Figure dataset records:
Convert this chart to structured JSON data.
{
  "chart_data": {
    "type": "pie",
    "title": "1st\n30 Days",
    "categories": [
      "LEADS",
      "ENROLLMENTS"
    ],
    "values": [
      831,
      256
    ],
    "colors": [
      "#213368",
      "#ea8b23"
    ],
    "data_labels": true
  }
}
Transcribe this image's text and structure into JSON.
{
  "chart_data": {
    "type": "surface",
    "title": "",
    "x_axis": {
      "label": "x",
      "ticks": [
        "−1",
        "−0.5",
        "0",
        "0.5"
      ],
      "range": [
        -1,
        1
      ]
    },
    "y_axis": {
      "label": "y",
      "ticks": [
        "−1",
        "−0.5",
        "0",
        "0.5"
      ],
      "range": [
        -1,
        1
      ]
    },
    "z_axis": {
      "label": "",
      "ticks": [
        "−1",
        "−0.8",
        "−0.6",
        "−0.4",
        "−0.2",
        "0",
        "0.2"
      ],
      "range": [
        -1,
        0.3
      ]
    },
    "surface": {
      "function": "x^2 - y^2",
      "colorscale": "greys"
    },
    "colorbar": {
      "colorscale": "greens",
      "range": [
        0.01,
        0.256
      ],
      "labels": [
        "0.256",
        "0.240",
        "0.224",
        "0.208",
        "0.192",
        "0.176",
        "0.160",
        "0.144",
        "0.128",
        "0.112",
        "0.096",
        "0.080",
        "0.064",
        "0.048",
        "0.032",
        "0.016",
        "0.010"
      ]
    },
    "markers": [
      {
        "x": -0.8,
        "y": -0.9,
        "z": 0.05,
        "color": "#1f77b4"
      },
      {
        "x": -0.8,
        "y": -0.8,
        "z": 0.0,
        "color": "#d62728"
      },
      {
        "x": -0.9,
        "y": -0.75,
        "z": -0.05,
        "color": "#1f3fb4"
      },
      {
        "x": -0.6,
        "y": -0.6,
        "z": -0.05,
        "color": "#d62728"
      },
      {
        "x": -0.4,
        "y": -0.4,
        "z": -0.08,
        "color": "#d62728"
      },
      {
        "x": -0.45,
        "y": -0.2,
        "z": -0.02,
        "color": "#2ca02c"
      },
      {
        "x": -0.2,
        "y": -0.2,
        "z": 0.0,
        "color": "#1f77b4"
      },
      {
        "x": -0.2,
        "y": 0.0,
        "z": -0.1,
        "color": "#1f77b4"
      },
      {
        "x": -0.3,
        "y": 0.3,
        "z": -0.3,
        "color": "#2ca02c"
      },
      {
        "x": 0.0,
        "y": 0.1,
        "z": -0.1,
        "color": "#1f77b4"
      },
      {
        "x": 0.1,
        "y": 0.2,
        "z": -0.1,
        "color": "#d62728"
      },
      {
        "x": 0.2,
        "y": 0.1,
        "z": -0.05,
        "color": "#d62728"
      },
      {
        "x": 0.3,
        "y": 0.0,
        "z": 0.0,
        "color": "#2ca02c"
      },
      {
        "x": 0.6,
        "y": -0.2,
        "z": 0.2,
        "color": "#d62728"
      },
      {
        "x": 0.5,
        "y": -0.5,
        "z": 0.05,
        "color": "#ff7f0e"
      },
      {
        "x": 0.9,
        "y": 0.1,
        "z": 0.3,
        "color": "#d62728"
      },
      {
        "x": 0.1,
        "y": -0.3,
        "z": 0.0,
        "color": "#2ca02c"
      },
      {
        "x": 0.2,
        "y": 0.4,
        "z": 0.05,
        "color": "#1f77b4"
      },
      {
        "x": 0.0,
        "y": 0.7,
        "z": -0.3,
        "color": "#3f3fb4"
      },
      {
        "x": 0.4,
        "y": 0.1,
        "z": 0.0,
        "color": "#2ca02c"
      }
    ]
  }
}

_SET PROBLEM:_ The records above should be duplicated in full, exactly as given.

_FINISHED EXERCISE:_
Convert this chart to structured JSON data.
{
  "chart_data": {
    "type": "pie",
    "title": "1st\n30 Days",
    "categories": [
      "LEADS",
      "ENROLLMENTS"
    ],
    "values": [
      831,
      256
    ],
    "colors": [
      "#213368",
      "#ea8b23"
    ],
    "data_labels": true
  }
}
Transcribe this image's text and structure into JSON.
{
  "chart_data": {
    "type": "surface",
    "title": "",
    "x_axis": {
      "label": "x",
      "ticks": [
        "−1",
        "−0.5",
        "0",
        "0.5"
      ],
      "range": [
        -1,
        1
      ]
    },
    "y_axis": {
      "label": "y",
      "ticks": [
        "−1",
        "−0.5",
        "0",
        "0.5"
      ],
      "range": [
        -1,
        1
      ]
    },
    "z_axis": {
      "label": "",
      "ticks": [
        "−1",
        "−0.8",
        "−0.6",
        "−0.4",
        "−0.2",
        "0",
        "0.2"
      ],
      "range": [
        -1,
        0.3
      ]
    },
    "surface": {
      "function": "x^2 - y^2",
      "colorscale": "greys"
    },
    "colorbar": {
      "colorscale": "greens",
      "range": [
        0.01,
        0.256
      ],
      "labels": [
        "0.256",
        "0.240",
        "0.224",
        "0.208",
        "0.192",
        "0.176",
        "0.160",
        "0.144",
        "0.128",
        "0.112",
        "0.096",
        "0.080",
        "0.064",
        "0.048",
        "0.032",
        "0.016",
        "0.010"
      ]
    },
    "markers": [
      {
        "x": -0.8,
        "y": -0.9,
        "z": 0.05,
        "color": "#1f77b4"
      },
      {
        "x": -0.8,
        "y": -0.8,
        "z": 0.0,
        "color": "#d62728"
      },
      {
        "x": -0.9,
        "y": -0.75,
        "z": -0.05,
        "color": "#1f3fb4"
      },
      {
        "x": -0.6,
        "y": -0.6,
        "z": -0.05,
        "color": "#d62728"
      },
      {
        "x": -0.4,
        "y": -0.4,
        "z": -0.08,
        "color": "#d62728"
      },
      {
        "x": -0.45,
        "y": -0.2,
        "z": -0.02,
        "color": "#2ca02c"
      },
      {
        "x": -0.2,
        "y": -0.2,
        "z": 0.0,
        "color": "#1f77b4"
      },
      {
        "x": -0.2,
        "y": 0.0,
        "z": -0.1,
        "color": "#1f77b4"
      },
      {
        "x": -0.3,
        "y": 0.3,
        "z": -0.3,
        "color": "#2ca02c"
      },
      {
        "x": 0.0,
        "y": 0.1,
        "z": -0.1,
        "color": "#1f77b4"
      },
      {
        "x": 0.1,
        "y": 0.2,
        "z": -0.1,
        "color": "#d62728"
      },
      {
        "x": 0.2,
        "y": 0.1,
        "z": -0.05,
        "color": "#d62728"
      },
      {
        "x": 0.3,
        "y": 0.0,
        "z": 0.0,
        "color": "#2ca02c"
      },
      {
        "x": 0.6,
        "y": -0.2,
        "z": 0.2,
        "color": "#d62728"
      },
      {
        "x": 0.5,
        "y": -0.5,
        "z": 0.05,
        "color": "#ff7f0e"
      },
      {
        "x": 0.9,
        "y": 0.1,
        "z": 0.3,
        "color": "#d62728"
      },
      {
        "x": 0.1,
        "y": -0.3,
        "z": 0.0,
        "color": "#2ca02c"
      },
      {
        "x": 0.2,
        "y": 0.4,
        "z": 0.05,
        "color": "#1f77b4"
      },
      {
        "x": 0.0,
        "y": 0.7,
        "z": -0.3,
        "color": "#3f3fb4"
      },
      {
        "x": 0.4,
        "y": 0.1,
        "z": 0.0,
        "color": "#2ca02c"
      }
    ]
  }
}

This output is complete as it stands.